→ **Texto proporcionado**:
------------------------------------------------------------------------

Por Francisco Pomares

Publicado en El Día

 


El debate es sobre un pin parental que los de Vox se han sacado de la manga para tocar las narices y que además han conseguido venderle al PP y a Ciudadanos. Podría decirse que la que se ha liado (además de resultar harto conveniente para que no se hable del asunto del nombramiento de la señora Fiscala) es una nueva demostración del muy primario nivel de estupidez en el que nos hemos instalado en este país: la ministra Celaa se dejó caer con unas declaraciones en tono guerrero, en las que ha asegurado que "los padres no son los dueños de los hijos", y ante la bronca organizada por la derecha alzada, la izquierda ha recurrido incluso a las referencias doctrinales, haciendo circular por redes y argumentarios una frase del Papa Francisco, en la que asegura que "los padres son los custodios, no los propietarios de sus hijos". Una frase irreprochable, tan útil para posicionarse en la pelea de las redes, como inútil para ilustrar la naturaleza del conflicto provocado por la pretensión de Vox de implantar el pin de marras en aquellas regiones donde con sus votos sostiene al Gobierno.

 

Porque a estas alturas es bastante evidente que los hijos de las personas son también personas, y que las personas no tienen dueño. Como es idiota desviarse del asunto en cuestión, que se resolvería respondiendo a un doble reto: primero, ponernos de acuerdo sobre quién debe decidir qué formación moral reciben nuestros hijos, y segundo, determinar las diferencias entre formación moral y educación reglada. A la primera pregunta responde con claridad la Constitución española: los padres tienen derecho a decidir que "sus hijos reciban la formación religiosa y moral que esté de acuerdo con sus propias convicciones". El derecho a la educación, amparado por la Constitución en su artículo 27.1, no tendría sentido sin la libertad educativa, un término que también aparece en ese mismo epígrafe constitucional. Es obligación del Estado, a través de sus órganos e instituciones, facilitar los medios para que las familias puedan ejercer la libertad de educar a sus hijos en sus creencias. Pero esta defensa de una Educación elegida debe conciliarse necesariamente con la existencia de una Educación reglada, diseñada por las comunidades autónomas y las autoridades académicas, y que debe ser igual -no siempre lo es- para todos los estudiantes del país. Las familias no pueden imponer sus criterios ni al centro ni a los programadores educativos, pero estos tampoco pueden imponer una concreta doctrina, ideología o filosofía, contraria a las creencias y sentimientos de los padres. La lógica sería acudir al sentido común, y buscar siempre la conciliación entre posiciones diferentes, o presentar los asuntos conflictivos, especialmente en cuestiones de género o sexualidad, pero también aquellos relativos a la identidad étnica, desde la tolerancia y el respeto a los demás, buscando el mayor consenso social posible y evitando la confrontación o provocar el rechazo de los alumnos y sus familias.

------------------------------------------------------------------------

→ **Registros extraídos**:

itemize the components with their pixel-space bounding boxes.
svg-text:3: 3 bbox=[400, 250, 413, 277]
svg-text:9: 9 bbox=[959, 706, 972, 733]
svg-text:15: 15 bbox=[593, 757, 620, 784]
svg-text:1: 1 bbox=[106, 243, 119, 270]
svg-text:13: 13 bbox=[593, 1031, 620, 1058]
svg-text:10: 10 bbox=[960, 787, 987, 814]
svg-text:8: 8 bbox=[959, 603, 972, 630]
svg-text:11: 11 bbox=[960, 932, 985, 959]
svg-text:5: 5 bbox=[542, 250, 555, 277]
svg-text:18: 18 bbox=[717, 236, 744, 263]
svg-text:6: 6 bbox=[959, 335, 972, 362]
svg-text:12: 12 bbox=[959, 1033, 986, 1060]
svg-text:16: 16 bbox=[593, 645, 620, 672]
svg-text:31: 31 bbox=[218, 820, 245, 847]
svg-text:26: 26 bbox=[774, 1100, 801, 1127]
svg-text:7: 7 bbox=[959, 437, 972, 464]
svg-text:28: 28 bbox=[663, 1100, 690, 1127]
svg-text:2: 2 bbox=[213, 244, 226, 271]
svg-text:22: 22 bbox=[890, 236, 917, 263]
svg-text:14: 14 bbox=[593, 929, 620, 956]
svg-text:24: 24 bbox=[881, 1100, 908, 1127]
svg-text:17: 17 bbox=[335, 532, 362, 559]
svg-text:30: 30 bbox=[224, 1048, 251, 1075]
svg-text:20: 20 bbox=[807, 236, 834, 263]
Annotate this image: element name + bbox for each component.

------------------------------------------------------------------------

→ **Enunciado A**: Según el texto sobre el pin parental, ¿por qué la frase del Papa Francisco, aunque irreprochable, no sirve para ilustrar la naturaleza del conflicto? Responde en una a tres oraciones.
→ **Enunciado B**: Prosigue el texto sobre el pin parental a partir de su última oración.

→ **Respuesta A**: Porque ya es evidente que los hijos también son personas y que las personas no tienen dueño, así que la frase no aporta nada al fondo del asunto. El conflicto real exige resolver dos cuestiones: quién debe decidir qué formación moral reciben los hijos y en qué se diferencia la formación moral de la educación reglada.

→ **Respuesta B**:
 


La pretensión de Vox no persigue defender el legítimo interés de que los estudiantes no reciban adoctrinamiento contrario a las creencias familiares: lo que se busca recurrentemente en la práctica totalidad de las iniciativas de Vox es provocar la reacción de los de enfrente, crear más división entre españoles de derechas y españoles de izquierdas. Ahora lo hacen sobre asuntos que tienen más que ver con los derechos humanos, especialmente los de las minorías. Pero el problema no es solo lo que hace Vox, sino la reacción del Gobierno, basada en amplificar el asunto, y convertirlo en otro motivo para radicalizar nuestros antagonismos y llevarnos hasta ese extremismo en el que parece que ahora todos se sienten tan cómodos.